Written tasks:
1/ Could you duplicate the document segment from "Decisive seems to" up to and including "religious obligations."?
2/ In the document segment, for what purpose is the authority described as decisive?

Document segment:
==*==
Decisive seems to be their authority for the definition of a common
ground from which to project standards and combat the abuse of
powers. Regardless of the field of their expertise, whether they
speak out publically from the arenas of cultural wars, often
contradicting the mainstream media opinion-makers, or remain private
in the safe-haven of their his academia, we still expect them to stay
at once detached from and superior to the sectarian perspectives of
particular national and economic interests, ethnic concerns, and
religious obligations.
==*==
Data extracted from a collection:

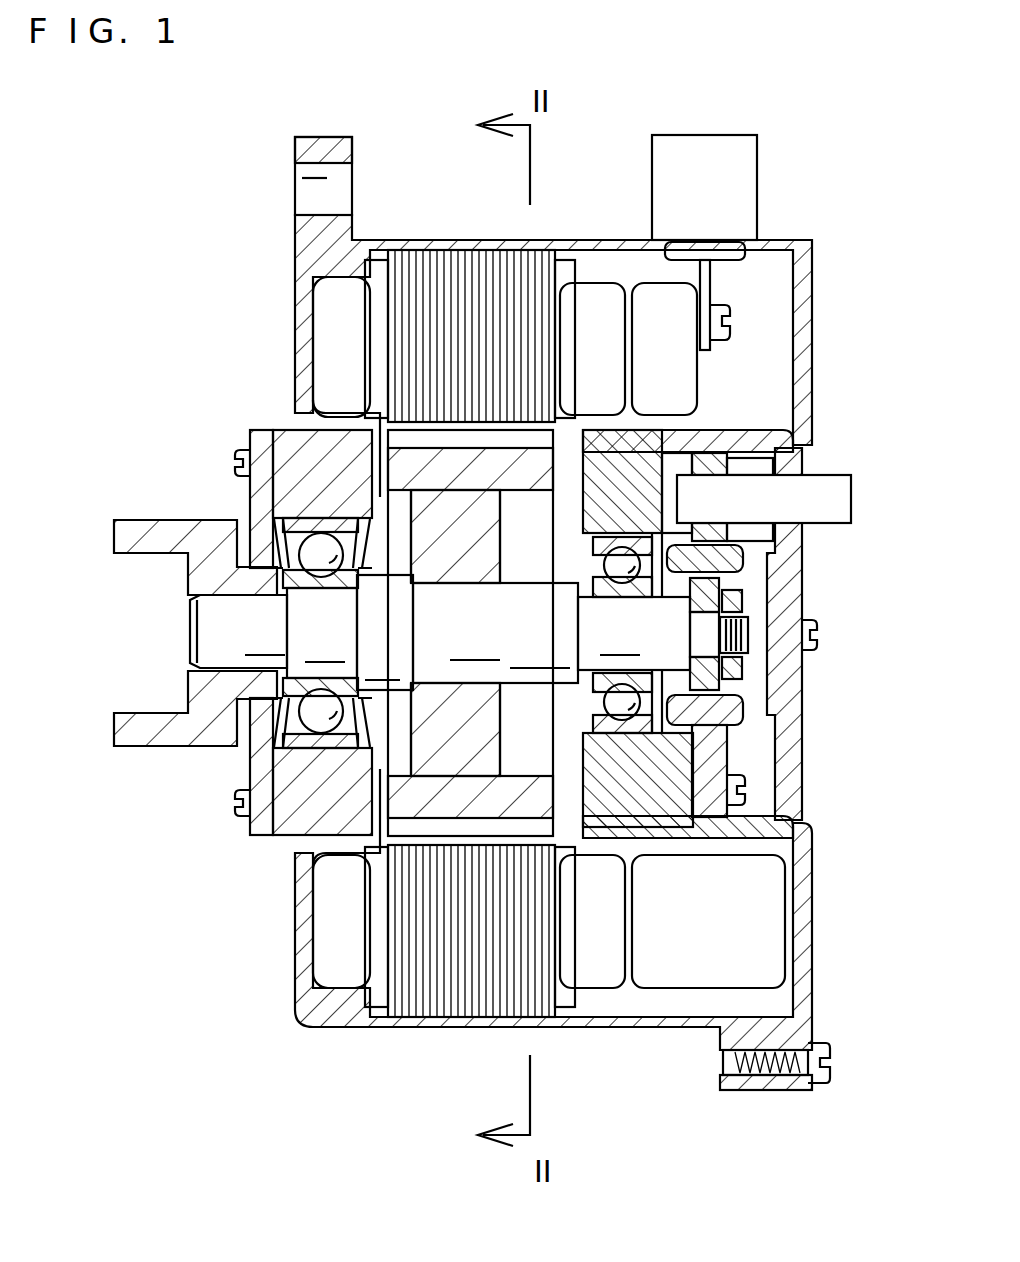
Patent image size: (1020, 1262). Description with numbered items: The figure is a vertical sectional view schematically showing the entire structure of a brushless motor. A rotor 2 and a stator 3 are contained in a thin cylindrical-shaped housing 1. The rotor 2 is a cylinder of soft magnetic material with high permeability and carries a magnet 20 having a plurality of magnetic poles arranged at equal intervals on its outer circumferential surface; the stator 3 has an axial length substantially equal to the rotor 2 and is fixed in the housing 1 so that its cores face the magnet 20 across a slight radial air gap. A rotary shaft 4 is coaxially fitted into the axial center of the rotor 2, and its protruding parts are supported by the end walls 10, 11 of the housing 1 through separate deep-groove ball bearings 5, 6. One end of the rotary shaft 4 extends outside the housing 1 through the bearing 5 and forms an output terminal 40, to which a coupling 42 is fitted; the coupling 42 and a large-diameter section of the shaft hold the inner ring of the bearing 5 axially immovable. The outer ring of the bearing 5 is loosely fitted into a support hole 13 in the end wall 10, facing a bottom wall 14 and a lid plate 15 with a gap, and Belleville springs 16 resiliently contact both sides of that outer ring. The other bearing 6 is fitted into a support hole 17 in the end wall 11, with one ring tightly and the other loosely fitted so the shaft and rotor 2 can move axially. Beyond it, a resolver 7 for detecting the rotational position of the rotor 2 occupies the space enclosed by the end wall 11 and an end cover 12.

The housing 1 is at (500, 245).
The rotor 2 is at (493, 713).
The stator 3 is at (428, 258).
The rotary shaft 4 is at (528, 593).
The bearing 5 is at (275, 813).
The bearing 6 is at (630, 740).
The resolver 7 is at (737, 685).
The end wall 10 is at (287, 432).
The end wall 11 is at (625, 440).
The end cover 12 is at (796, 585).
The support hole 13 is at (252, 503).
The bottom wall 14 is at (388, 542).
The lid plate 15 is at (247, 447).
The Belleville springs 16 is at (392, 745).
The support hole 17 is at (663, 551).
The magnet 20 is at (413, 430).
The output terminal 40 is at (210, 633).
The coupling 42 is at (160, 520).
==*==
Exercise responses:
1/
Decisive seems to be their authority for the definition of a common
ground from which to project standards and combat the abuse of
powers. Regardless of the field of their expertise, whether they
speak out publically from the arenas of cultural wars, often
contradicting the mainstream media opinion-makers, or remain private
in the safe-haven of their his academia, we still expect them to stay
at once detached from and superior to the sectarian perspectives of
particular national and economic interests, ethnic concerns, and
religious obligations.

2/ The authority is decisive for defining a common ground. From that ground, standards can be projected and the abuse of powers combated.